TASK TO CARRY OUT
Please copy each line of the data that includes the string "CHOL".

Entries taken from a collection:
● ● ● ● ●
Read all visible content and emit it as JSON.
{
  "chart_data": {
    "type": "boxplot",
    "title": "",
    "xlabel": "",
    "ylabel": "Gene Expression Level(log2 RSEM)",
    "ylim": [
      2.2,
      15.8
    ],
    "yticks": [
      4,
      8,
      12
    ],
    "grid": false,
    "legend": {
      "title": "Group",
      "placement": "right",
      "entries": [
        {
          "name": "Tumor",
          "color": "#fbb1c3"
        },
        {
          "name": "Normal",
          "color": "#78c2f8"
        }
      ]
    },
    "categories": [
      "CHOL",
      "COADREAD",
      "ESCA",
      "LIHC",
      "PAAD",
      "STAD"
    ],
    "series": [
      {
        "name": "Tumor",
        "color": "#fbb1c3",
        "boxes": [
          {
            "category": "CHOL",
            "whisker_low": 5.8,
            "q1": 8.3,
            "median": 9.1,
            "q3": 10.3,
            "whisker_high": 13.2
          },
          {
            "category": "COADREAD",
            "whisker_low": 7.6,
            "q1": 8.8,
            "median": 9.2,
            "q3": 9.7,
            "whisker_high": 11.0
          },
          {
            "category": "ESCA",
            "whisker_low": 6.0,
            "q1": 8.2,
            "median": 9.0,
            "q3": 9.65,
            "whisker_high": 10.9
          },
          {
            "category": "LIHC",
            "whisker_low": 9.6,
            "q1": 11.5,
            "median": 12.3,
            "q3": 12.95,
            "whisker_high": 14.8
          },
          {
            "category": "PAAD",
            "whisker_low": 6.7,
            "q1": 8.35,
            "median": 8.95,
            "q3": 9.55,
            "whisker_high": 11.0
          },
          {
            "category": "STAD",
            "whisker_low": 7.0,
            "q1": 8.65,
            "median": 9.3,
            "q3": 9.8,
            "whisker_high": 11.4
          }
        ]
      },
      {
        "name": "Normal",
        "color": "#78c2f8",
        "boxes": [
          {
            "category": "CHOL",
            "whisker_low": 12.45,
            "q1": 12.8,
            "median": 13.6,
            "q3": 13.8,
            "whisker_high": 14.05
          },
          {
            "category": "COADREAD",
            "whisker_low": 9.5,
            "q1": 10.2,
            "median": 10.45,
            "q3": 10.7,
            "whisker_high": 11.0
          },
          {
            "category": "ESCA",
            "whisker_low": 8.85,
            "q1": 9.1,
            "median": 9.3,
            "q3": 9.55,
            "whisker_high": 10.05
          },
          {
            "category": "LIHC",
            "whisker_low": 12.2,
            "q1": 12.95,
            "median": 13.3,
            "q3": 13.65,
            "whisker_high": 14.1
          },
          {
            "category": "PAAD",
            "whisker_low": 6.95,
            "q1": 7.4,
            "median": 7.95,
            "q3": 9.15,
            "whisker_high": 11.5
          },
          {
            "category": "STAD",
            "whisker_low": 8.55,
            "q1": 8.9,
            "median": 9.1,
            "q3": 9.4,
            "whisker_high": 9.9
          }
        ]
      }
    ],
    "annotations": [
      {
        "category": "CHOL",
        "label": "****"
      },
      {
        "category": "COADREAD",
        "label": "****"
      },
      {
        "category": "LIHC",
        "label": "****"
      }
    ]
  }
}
● ● ● ● ●
RESULT FOR THIS EXERCISE
      "CHOL",
            "category": "CHOL",
            "category": "CHOL",
        "category": "CHOL",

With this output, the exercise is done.